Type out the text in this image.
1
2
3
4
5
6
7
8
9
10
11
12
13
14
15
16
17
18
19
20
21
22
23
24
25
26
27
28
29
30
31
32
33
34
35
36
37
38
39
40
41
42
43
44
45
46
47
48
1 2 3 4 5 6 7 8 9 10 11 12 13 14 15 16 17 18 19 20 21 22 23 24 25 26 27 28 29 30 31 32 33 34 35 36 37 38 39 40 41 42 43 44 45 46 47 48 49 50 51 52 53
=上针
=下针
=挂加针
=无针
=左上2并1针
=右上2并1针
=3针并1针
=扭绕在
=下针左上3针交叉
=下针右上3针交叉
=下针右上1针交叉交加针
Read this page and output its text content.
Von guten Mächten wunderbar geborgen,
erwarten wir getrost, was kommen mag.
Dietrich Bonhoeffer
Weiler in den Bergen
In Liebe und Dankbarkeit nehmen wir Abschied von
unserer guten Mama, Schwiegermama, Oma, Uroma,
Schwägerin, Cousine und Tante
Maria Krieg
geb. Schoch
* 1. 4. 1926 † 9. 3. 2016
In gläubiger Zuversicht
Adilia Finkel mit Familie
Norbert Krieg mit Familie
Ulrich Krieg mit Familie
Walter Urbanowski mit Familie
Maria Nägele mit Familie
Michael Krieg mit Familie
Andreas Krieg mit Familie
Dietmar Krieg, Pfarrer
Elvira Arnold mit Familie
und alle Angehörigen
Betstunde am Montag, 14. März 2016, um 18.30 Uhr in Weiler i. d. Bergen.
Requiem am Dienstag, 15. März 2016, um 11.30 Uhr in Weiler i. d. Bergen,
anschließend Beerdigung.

TASK STATEMENT » Output every record above exactly as it appears.

EXERCISE RESULT »
Type out the text in this image.
1
2
3
4
5
6
7
8
9
10
11
12
13
14
15
16
17
18
19
20
21
22
23
24
25
26
27
28
29
30
31
32
33
34
35
36
37
38
39
40
41
42
43
44
45
46
47
48
1 2 3 4 5 6 7 8 9 10 11 12 13 14 15 16 17 18 19 20 21 22 23 24 25 26 27 28 29 30 31 32 33 34 35 36 37 38 39 40 41 42 43 44 45 46 47 48 49 50 51 52 53
=上针
=下针
=挂加针
=无针
=左上2并1针
=右上2并1针
=3针并1针
=扭绕在
=下针左上3针交叉
=下针右上3针交叉
=下针右上1针交叉交加针
Read this page and output its text content.
Von guten Mächten wunderbar geborgen,
erwarten wir getrost, was kommen mag.
Dietrich Bonhoeffer
Weiler in den Bergen
In Liebe und Dankbarkeit nehmen wir Abschied von
unserer guten Mama, Schwiegermama, Oma, Uroma,
Schwägerin, Cousine und Tante
Maria Krieg
geb. Schoch
* 1. 4. 1926 † 9. 3. 2016
In gläubiger Zuversicht
Adilia Finkel mit Familie
Norbert Krieg mit Familie
Ulrich Krieg mit Familie
Walter Urbanowski mit Familie
Maria Nägele mit Familie
Michael Krieg mit Familie
Andreas Krieg mit Familie
Dietmar Krieg, Pfarrer
Elvira Arnold mit Familie
und alle Angehörigen
Betstunde am Montag, 14. März 2016, um 18.30 Uhr in Weiler i. d. Bergen.
Requiem am Dienstag, 15. März 2016, um 11.30 Uhr in Weiler i. d. Bergen,
anschließend Beerdigung.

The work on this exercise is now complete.